Problem requirements:
Show all lines holding "quản".

Entries supplied:
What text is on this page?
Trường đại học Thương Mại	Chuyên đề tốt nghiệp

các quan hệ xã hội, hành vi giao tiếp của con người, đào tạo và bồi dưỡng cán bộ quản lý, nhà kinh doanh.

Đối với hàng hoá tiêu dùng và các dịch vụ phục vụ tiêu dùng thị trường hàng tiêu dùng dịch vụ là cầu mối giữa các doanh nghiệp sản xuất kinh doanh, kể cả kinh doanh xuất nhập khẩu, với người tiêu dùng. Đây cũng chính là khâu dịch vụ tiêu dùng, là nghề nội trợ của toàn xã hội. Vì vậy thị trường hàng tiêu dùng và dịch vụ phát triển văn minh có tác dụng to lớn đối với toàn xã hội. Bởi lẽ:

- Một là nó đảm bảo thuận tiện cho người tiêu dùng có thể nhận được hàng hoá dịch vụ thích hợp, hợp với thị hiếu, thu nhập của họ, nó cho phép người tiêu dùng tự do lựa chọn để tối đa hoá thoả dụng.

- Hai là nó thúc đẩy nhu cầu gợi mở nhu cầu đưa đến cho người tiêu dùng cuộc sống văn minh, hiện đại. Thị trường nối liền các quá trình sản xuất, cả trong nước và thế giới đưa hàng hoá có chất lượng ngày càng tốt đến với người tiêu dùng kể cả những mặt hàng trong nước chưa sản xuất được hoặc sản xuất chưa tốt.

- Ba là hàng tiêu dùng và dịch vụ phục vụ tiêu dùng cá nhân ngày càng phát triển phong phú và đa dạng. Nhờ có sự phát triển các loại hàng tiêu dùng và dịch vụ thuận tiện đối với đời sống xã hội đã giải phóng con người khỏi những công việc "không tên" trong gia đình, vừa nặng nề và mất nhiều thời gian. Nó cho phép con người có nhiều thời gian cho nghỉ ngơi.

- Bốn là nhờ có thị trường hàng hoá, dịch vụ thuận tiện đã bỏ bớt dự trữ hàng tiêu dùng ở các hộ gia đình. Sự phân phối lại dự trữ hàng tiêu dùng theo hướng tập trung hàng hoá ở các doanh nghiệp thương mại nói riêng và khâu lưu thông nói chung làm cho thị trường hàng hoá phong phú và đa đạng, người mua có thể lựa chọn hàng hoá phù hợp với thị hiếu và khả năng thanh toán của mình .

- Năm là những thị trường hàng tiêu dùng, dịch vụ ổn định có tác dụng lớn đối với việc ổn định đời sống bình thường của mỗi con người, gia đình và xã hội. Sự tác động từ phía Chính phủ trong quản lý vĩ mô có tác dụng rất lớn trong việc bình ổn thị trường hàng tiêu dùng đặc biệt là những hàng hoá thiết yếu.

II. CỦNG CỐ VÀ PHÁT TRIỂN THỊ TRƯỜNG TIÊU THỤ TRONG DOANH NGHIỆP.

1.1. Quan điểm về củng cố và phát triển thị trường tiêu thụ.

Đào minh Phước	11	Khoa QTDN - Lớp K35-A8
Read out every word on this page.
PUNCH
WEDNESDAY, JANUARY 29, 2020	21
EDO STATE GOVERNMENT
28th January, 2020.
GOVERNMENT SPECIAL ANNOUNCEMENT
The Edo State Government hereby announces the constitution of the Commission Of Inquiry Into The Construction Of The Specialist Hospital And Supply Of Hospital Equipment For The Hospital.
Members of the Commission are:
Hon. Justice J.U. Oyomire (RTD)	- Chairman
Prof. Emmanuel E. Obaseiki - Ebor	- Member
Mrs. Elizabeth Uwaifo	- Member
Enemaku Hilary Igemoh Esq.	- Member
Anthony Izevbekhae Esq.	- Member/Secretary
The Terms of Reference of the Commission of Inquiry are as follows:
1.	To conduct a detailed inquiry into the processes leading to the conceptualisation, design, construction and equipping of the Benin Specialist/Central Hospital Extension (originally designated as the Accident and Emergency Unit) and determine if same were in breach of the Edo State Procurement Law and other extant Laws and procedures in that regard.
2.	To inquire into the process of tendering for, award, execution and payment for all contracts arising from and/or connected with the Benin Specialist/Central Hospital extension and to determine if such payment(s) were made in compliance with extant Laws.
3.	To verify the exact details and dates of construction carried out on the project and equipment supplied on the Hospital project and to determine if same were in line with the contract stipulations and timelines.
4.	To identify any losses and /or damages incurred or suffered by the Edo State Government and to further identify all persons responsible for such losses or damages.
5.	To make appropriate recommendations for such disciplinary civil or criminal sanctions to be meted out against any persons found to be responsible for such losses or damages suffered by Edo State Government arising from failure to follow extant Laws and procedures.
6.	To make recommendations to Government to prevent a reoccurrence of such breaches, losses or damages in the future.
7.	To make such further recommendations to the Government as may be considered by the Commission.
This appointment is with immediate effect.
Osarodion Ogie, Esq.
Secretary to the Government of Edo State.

Answer to this exercise:
các quan hệ xã hội, hành vi giao tiếp của con người, đào tạo và bồi dưỡng cán bộ quản lý, nhà kinh doanh.
- Năm là những thị trường hàng tiêu dùng, dịch vụ ổn định có tác dụng lớn đối với việc ổn định đời sống bình thường của mỗi con người, gia đình và xã hội. Sự tác động từ phía Chính phủ trong quản lý vĩ mô có tác dụng rất lớn trong việc bình ổn thị trường hàng tiêu dùng đặc biệt là những hàng hoá thiết yếu.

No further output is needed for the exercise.